Stated exercise:
Write the records out again, keeping each line exactly as it is.

Dataset extract:
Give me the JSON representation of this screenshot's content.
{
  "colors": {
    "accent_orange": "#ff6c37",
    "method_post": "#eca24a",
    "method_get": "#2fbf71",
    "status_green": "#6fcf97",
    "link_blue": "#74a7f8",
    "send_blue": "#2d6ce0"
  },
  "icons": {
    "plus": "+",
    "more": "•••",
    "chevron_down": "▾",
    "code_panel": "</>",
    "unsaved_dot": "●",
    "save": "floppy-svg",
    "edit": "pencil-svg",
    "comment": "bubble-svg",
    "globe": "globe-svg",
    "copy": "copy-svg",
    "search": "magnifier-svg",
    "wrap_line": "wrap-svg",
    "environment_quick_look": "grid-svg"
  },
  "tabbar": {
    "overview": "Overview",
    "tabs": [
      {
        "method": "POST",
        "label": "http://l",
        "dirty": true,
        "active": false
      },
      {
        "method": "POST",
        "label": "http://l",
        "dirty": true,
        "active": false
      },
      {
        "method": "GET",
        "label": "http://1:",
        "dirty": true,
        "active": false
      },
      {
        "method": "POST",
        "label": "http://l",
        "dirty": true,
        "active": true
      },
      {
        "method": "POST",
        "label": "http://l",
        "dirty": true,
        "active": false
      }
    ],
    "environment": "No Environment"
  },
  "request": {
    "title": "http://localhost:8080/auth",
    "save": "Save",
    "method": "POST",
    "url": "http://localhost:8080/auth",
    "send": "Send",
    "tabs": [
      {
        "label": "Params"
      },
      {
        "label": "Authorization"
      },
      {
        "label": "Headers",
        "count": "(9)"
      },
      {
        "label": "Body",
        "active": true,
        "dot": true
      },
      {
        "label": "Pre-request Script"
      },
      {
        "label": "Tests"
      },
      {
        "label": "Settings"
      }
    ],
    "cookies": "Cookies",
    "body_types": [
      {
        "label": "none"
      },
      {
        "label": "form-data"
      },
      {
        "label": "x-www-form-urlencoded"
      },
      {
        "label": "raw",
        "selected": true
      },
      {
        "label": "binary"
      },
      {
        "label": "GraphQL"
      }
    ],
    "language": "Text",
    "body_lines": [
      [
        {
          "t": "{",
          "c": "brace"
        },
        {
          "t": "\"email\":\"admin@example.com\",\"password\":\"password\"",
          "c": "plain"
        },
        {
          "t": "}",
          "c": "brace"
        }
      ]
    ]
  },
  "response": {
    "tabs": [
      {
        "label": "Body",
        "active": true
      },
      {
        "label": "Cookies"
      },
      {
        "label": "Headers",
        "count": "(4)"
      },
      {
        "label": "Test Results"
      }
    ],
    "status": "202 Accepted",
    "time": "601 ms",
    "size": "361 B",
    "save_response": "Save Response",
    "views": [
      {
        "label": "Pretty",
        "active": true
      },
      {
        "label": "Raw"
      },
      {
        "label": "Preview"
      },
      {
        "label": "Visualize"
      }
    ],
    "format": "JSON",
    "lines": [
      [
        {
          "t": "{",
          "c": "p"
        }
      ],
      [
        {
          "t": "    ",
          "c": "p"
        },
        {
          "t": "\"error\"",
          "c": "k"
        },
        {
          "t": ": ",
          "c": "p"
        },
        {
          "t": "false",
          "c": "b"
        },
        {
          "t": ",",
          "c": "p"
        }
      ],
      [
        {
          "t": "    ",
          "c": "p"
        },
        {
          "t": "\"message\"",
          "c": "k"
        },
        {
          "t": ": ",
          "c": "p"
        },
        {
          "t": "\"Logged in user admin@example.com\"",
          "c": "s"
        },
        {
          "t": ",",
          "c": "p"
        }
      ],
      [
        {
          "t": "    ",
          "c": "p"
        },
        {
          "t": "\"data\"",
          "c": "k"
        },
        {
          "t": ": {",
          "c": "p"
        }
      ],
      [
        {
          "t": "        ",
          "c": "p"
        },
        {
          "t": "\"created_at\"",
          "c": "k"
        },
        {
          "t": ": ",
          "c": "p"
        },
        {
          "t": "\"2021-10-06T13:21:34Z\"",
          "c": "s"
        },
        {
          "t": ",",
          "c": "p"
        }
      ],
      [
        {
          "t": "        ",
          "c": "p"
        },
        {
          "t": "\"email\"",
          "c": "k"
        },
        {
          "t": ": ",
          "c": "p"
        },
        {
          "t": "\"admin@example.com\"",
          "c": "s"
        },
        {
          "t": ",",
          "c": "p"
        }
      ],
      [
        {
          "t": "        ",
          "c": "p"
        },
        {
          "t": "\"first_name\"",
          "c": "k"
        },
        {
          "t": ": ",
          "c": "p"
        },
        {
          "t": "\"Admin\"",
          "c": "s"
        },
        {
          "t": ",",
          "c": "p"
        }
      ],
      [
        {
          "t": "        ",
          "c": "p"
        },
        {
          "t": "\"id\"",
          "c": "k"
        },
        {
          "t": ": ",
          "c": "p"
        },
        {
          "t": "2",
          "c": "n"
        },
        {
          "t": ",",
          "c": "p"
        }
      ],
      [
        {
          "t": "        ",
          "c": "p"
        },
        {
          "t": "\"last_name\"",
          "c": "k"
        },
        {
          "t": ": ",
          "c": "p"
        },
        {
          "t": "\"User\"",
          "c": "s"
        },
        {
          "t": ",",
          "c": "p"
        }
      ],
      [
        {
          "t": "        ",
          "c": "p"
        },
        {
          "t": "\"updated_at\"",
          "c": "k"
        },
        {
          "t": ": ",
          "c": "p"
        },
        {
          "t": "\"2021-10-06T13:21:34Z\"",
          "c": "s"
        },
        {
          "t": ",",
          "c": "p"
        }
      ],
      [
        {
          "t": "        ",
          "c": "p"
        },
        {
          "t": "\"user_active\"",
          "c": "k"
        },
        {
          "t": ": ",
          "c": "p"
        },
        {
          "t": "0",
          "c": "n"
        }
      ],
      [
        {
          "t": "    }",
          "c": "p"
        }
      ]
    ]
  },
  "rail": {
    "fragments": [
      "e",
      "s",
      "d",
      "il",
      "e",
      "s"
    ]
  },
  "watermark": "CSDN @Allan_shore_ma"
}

Solution to the exercise:
Give me the JSON representation of this screenshot's content.
{
  "colors": {
    "accent_orange": "#ff6c37",
    "method_post": "#eca24a",
    "method_get": "#2fbf71",
    "status_green": "#6fcf97",
    "link_blue": "#74a7f8",
    "send_blue": "#2d6ce0"
  },
  "icons": {
    "plus": "+",
    "more": "•••",
    "chevron_down": "▾",
    "code_panel": "</>",
    "unsaved_dot": "●",
    "save": "floppy-svg",
    "edit": "pencil-svg",
    "comment": "bubble-svg",
    "globe": "globe-svg",
    "copy": "copy-svg",
    "search": "magnifier-svg",
    "wrap_line": "wrap-svg",
    "environment_quick_look": "grid-svg"
  },
  "tabbar": {
    "overview": "Overview",
    "tabs": [
      {
        "method": "POST",
        "label": "http://l",
        "dirty": true,
        "active": false
      },
      {
        "method": "POST",
        "label": "http://l",
        "dirty": true,
        "active": false
      },
      {
        "method": "GET",
        "label": "http://1:",
        "dirty": true,
        "active": false
      },
      {
        "method": "POST",
        "label": "http://l",
        "dirty": true,
        "active": true
      },
      {
        "method": "POST",
        "label": "http://l",
        "dirty": true,
        "active": false
      }
    ],
    "environment": "No Environment"
  },
  "request": {
    "title": "http://localhost:8080/auth",
    "save": "Save",
    "method": "POST",
    "url": "http://localhost:8080/auth",
    "send": "Send",
    "tabs": [
      {
        "label": "Params"
      },
      {
        "label": "Authorization"
      },
      {
        "label": "Headers",
        "count": "(9)"
      },
      {
        "label": "Body",
        "active": true,
        "dot": true
      },
      {
        "label": "Pre-request Script"
      },
      {
        "label": "Tests"
      },
      {
        "label": "Settings"
      }
    ],
    "cookies": "Cookies",
    "body_types": [
      {
        "label": "none"
      },
      {
        "label": "form-data"
      },
      {
        "label": "x-www-form-urlencoded"
      },
      {
        "label": "raw",
        "selected": true
      },
      {
        "label": "binary"
      },
      {
        "label": "GraphQL"
      }
    ],
    "language": "Text",
    "body_lines": [
      [
        {
          "t": "{",
          "c": "brace"
        },
        {
          "t": "\"email\":\"admin@example.com\",\"password\":\"password\"",
          "c": "plain"
        },
        {
          "t": "}",
          "c": "brace"
        }
      ]
    ]
  },
  "response": {
    "tabs": [
      {
        "label": "Body",
        "active": true
      },
      {
        "label": "Cookies"
      },
      {
        "label": "Headers",
        "count": "(4)"
      },
      {
        "label": "Test Results"
      }
    ],
    "status": "202 Accepted",
    "time": "601 ms",
    "size": "361 B",
    "save_response": "Save Response",
    "views": [
      {
        "label": "Pretty",
        "active": true
      },
      {
        "label": "Raw"
      },
      {
        "label": "Preview"
      },
      {
        "label": "Visualize"
      }
    ],
    "format": "JSON",
    "lines": [
      [
        {
          "t": "{",
          "c": "p"
        }
      ],
      [
        {
          "t": "    ",
          "c": "p"
        },
        {
          "t": "\"error\"",
          "c": "k"
        },
        {
          "t": ": ",
          "c": "p"
        },
        {
          "t": "false",
          "c": "b"
        },
        {
          "t": ",",
          "c": "p"
        }
      ],
      [
        {
          "t": "    ",
          "c": "p"
        },
        {
          "t": "\"message\"",
          "c": "k"
        },
        {
          "t": ": ",
          "c": "p"
        },
        {
          "t": "\"Logged in user admin@example.com\"",
          "c": "s"
        },
        {
          "t": ",",
          "c": "p"
        }
      ],
      [
        {
          "t": "    ",
          "c": "p"
        },
        {
          "t": "\"data\"",
          "c": "k"
        },
        {
          "t": ": {",
          "c": "p"
        }
      ],
      [
        {
          "t": "        ",
          "c": "p"
        },
        {
          "t": "\"created_at\"",
          "c": "k"
        },
        {
          "t": ": ",
          "c": "p"
        },
        {
          "t": "\"2021-10-06T13:21:34Z\"",
          "c": "s"
        },
        {
          "t": ",",
          "c": "p"
        }
      ],
      [
        {
          "t": "        ",
          "c": "p"
        },
        {
          "t": "\"email\"",
          "c": "k"
        },
        {
          "t": ": ",
          "c": "p"
        },
        {
          "t": "\"admin@example.com\"",
          "c": "s"
        },
        {
          "t": ",",
          "c": "p"
        }
      ],
      [
        {
          "t": "        ",
          "c": "p"
        },
        {
          "t": "\"first_name\"",
          "c": "k"
        },
        {
          "t": ": ",
          "c": "p"
        },
        {
          "t": "\"Admin\"",
          "c": "s"
        },
        {
          "t": ",",
          "c": "p"
        }
      ],
      [
        {
          "t": "        ",
          "c": "p"
        },
        {
          "t": "\"id\"",
          "c": "k"
        },
        {
          "t": ": ",
          "c": "p"
        },
        {
          "t": "2",
          "c": "n"
        },
        {
          "t": ",",
          "c": "p"
        }
      ],
      [
        {
          "t": "        ",
          "c": "p"
        },
        {
          "t": "\"last_name\"",
          "c": "k"
        },
        {
          "t": ": ",
          "c": "p"
        },
        {
          "t": "\"User\"",
          "c": "s"
        },
        {
          "t": ",",
          "c": "p"
        }
      ],
      [
        {
          "t": "        ",
          "c": "p"
        },
        {
          "t": "\"updated_at\"",
          "c": "k"
        },
        {
          "t": ": ",
          "c": "p"
        },
        {
          "t": "\"2021-10-06T13:21:34Z\"",
          "c": "s"
        },
        {
          "t": ",",
          "c": "p"
        }
      ],
      [
        {
          "t": "        ",
          "c": "p"
        },
        {
          "t": "\"user_active\"",
          "c": "k"
        },
        {
          "t": ": ",
          "c": "p"
        },
        {
          "t": "0",
          "c": "n"
        }
      ],
      [
        {
          "t": "    }",
          "c": "p"
        }
      ]
    ]
  },
  "rail": {
    "fragments": [
      "e",
      "s",
      "d",
      "il",
      "e",
      "s"
    ]
  },
  "watermark": "CSDN @Allan_shore_ma"
}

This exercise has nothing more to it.